In verità nessuno dei capi storici delle Br da tempo detenuti, poteva essere in contatto con la «colonna romana» che aveva scatenato la strage in via Fani; Curcio aveva gridato quel «lo abbiamo noi», ma era evidente – salvo clamorose e grossolane falle nella custodia carceraria che cinturava i brigatisti in galera – che gli assassini non avevano potuto avere contatti con i detenuti. In via Fani avevano agito da soli; non c’era di mezzo il Kgb anche se era conosciuta la contrarietà sovietica all’Eurocomunismo berlingueriano, né la Cia data l’altrettanto nota ostilità americana all’ingresso di un partito comunista nel governo di un paese della Nato.

★ ★ ★ ★ ★

RICHIESTA DI LAVORO 1:
Estrai dal brano sulla strage di via Fani la parte che comincia con "In verità nessuno" e finisce con "paese della Nato.".
RICHIESTA DI LAVORO 2:
Nel brano sulla strage di via Fani, quale atteggiamento sovietico viene indicato come conosciuto?
RICHIESTA DI LAVORO 3:
Prosegui il brano sulla strage di via Fani dal punto in cui si interrompe.
Le voci del dataset non sono necessarie.

Record tratti da un dataset:
★ ★ ★ ★ ★

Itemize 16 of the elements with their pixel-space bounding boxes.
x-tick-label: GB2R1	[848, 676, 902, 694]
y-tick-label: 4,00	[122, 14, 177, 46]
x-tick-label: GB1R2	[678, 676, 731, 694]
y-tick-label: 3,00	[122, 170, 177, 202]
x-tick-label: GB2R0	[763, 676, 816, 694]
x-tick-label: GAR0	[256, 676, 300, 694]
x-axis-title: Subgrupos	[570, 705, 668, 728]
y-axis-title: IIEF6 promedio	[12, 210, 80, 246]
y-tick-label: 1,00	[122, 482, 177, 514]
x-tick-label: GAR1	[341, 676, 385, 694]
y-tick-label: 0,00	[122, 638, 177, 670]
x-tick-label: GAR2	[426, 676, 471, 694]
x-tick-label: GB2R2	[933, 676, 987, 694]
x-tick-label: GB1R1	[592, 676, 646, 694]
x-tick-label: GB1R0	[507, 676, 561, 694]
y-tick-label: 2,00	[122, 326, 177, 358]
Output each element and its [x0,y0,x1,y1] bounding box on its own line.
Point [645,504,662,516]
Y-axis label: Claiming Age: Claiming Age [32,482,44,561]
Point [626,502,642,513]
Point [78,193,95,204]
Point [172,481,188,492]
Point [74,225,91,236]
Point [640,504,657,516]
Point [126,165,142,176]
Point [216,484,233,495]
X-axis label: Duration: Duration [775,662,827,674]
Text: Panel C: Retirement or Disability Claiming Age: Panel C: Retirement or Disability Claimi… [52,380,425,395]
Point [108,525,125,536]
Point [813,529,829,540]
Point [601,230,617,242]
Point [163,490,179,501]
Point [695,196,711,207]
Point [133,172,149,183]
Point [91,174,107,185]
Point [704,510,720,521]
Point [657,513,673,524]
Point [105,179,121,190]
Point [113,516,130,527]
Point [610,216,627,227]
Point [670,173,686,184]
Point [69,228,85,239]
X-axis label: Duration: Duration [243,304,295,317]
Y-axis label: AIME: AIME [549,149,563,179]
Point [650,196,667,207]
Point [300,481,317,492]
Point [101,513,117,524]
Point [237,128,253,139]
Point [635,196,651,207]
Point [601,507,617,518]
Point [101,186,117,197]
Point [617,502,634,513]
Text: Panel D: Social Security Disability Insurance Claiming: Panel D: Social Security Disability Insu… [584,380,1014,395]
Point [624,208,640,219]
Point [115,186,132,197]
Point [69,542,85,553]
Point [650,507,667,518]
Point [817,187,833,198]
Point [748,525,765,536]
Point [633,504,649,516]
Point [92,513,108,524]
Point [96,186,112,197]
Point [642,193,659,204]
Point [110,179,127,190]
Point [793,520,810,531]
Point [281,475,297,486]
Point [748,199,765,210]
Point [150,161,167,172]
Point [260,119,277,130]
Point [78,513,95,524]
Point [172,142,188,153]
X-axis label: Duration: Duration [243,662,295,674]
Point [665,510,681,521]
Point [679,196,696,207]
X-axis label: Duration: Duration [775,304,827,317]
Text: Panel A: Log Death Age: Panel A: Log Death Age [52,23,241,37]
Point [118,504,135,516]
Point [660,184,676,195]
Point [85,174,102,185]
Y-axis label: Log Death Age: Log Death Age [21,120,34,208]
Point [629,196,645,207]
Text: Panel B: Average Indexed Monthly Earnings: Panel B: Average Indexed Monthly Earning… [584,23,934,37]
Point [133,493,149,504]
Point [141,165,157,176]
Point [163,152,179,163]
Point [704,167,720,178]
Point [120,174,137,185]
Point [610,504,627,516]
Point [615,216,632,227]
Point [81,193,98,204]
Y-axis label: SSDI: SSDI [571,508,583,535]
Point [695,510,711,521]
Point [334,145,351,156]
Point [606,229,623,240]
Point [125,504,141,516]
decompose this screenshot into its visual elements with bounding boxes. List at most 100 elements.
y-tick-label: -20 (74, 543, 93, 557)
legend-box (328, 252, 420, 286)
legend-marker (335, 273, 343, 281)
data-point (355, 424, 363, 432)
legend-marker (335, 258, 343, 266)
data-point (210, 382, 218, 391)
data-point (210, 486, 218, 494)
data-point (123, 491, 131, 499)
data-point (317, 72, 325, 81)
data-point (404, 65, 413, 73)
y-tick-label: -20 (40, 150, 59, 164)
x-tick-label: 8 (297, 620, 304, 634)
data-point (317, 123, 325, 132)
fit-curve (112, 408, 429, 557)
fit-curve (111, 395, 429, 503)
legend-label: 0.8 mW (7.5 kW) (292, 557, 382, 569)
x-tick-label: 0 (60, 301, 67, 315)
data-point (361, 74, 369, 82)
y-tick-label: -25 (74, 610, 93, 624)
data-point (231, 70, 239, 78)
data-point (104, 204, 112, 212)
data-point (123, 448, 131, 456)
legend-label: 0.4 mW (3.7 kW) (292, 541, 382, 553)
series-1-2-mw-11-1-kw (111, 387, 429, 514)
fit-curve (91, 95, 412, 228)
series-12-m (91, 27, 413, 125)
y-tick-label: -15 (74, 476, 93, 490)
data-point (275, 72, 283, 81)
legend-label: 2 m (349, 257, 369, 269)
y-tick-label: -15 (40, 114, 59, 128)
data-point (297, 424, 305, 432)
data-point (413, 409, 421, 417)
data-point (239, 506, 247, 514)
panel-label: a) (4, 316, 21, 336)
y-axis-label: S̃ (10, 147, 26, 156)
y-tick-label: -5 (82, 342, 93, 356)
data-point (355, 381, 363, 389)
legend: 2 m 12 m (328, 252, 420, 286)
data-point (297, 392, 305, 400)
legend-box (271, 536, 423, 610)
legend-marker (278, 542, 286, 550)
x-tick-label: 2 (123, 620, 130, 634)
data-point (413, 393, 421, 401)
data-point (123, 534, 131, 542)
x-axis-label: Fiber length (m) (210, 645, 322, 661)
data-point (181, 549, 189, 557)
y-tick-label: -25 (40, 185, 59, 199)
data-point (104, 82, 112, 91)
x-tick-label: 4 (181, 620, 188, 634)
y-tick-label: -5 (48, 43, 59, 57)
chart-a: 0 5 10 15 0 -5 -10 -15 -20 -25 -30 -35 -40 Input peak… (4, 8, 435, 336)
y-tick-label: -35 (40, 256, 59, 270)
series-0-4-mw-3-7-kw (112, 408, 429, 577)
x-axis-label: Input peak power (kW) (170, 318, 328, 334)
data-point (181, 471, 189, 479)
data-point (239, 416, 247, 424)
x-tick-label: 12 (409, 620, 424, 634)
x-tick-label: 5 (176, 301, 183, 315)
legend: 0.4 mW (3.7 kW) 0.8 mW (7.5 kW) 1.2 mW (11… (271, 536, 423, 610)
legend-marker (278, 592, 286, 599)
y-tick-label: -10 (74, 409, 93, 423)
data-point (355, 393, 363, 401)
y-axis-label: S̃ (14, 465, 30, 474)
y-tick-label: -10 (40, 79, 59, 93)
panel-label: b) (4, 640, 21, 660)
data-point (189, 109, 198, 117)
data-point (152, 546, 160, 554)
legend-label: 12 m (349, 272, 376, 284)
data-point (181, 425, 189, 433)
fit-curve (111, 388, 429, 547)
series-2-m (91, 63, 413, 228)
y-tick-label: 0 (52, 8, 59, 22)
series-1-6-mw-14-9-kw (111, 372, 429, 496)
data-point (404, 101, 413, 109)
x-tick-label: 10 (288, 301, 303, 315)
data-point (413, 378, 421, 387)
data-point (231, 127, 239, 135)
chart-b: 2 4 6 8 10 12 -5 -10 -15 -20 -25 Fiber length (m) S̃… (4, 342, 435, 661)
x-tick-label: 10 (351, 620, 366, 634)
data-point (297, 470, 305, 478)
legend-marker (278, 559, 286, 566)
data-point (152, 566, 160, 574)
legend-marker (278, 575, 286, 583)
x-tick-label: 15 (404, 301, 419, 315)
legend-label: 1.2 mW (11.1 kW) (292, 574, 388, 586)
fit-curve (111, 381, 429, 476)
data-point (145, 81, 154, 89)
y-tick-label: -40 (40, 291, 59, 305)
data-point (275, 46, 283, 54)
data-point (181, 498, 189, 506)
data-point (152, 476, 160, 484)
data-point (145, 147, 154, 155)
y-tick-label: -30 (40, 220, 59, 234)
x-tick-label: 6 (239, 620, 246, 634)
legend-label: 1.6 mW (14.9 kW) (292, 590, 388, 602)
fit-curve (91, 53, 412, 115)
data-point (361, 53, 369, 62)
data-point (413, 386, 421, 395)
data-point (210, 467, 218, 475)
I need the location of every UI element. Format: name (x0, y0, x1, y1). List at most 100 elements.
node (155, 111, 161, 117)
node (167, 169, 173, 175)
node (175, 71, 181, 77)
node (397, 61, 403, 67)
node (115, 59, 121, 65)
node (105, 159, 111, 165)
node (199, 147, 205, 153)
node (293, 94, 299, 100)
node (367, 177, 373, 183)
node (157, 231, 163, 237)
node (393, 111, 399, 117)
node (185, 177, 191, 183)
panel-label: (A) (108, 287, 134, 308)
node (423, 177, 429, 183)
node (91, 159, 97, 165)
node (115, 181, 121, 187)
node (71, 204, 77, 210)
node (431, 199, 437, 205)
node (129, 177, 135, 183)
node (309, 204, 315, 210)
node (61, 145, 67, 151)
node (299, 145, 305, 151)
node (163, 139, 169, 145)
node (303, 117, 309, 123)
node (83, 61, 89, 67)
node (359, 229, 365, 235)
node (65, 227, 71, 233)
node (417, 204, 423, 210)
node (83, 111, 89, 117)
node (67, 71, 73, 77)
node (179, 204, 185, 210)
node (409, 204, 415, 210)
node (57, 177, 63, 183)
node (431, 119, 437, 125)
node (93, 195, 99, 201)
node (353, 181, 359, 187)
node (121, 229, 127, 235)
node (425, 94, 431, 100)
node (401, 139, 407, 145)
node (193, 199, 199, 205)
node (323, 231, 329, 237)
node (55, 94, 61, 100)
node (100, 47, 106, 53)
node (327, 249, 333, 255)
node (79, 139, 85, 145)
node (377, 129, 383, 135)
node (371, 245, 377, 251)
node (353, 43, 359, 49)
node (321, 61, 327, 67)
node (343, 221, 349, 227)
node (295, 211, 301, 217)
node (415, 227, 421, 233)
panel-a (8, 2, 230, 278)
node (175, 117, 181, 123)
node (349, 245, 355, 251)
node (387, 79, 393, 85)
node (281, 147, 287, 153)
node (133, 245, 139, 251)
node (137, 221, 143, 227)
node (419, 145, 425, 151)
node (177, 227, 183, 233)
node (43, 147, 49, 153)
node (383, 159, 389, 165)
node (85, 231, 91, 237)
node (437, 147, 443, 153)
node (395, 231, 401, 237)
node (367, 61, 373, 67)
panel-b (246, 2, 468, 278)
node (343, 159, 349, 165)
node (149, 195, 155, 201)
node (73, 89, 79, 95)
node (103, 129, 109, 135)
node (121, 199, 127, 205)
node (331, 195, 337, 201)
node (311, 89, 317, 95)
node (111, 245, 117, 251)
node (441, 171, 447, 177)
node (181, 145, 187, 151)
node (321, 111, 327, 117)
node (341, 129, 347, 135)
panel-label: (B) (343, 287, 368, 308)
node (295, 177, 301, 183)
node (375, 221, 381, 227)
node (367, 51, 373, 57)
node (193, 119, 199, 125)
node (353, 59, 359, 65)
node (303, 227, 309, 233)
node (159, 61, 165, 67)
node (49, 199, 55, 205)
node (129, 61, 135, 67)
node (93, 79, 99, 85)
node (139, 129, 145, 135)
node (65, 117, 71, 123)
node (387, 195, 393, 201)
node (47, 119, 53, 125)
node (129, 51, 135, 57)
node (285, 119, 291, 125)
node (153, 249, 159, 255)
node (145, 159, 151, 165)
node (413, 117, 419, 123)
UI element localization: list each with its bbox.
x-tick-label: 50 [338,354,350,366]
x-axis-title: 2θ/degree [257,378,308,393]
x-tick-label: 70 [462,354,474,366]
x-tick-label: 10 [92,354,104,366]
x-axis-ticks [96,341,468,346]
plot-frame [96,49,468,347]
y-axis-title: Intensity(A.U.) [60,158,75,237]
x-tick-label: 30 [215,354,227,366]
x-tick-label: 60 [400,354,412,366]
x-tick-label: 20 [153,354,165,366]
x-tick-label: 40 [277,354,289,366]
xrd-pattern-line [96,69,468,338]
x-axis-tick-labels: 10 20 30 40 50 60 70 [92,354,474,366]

★ ★ ★ ★ ★

SPAZIO RISPOSTA 1:
In verità nessuno dei capi storici delle Br da tempo detenuti, poteva essere in contatto con la «colonna romana» che aveva scatenato la strage in via Fani; Curcio aveva gridato quel «lo abbiamo noi», ma era evidente – salvo clamorose e grossolane falle nella custodia carceraria che cinturava i brigatisti in galera – che gli assassini non avevano potuto avere contatti con i detenuti. In via Fani avevano agito da soli; non c’era di mezzo il Kgb anche se era conosciuta la contrarietà sovietica all’Eurocomunismo berlingueriano, né la Cia data l’altrettanto nota ostilità americana all’ingresso di un partito comunista nel governo di un paese della Nato.

SPAZIO RISPOSTA 2:
Era conosciuta la contrarietà sovietica all'Eurocomunismo berlingueriano.

SPAZIO RISPOSTA 3:
Neppure lo zampino del Mossad che aveva i suoi uomini in Italia, soprattutto a Roma, pronti ad ammazzare gli eterni nemici arabi. Israele non vedeva di buon occhio Moro che aveva «aiutato» il mondo palestinese anche per tener lontano il terrorismo dall’Italia, ma il Mossad od altre formazioni segrete che, forse, sorvegliavano il capitolo brigatista, mai misero le mani nella storia di via Fani. Certo, faceva comodo allungare ombre misteriose e inquietanti su un capitolo così tragico, visto gli insuccessi delle indagini. Del resto i rapitori di Moro non avevano mai avuto contatti con la malavita – ladri capaci di procurare veicoli rubati e restituiti «puliti», falsari pronti a fornire documenti perfetti, prostitute e via elencando i protagonisti del mondo della mala.

Le Br, almeno in quell’epoca, non avevano contatti con la malavita comune dove gli investigatori pescavano notizie anche molto importanti.

Kessler si mosse e fece contattare gli avvocati dei brigatisti; Marco Boato tentò con una lettera a Curcio: «Ottenni dal giudice di Torino dove mi ero recato per testimoniare sulle Br, il permesso di consegnare la lettera a Curcio» che esordiva con la frase: «In nome di un’antica amicizia interrotta ma mai rinnegata…».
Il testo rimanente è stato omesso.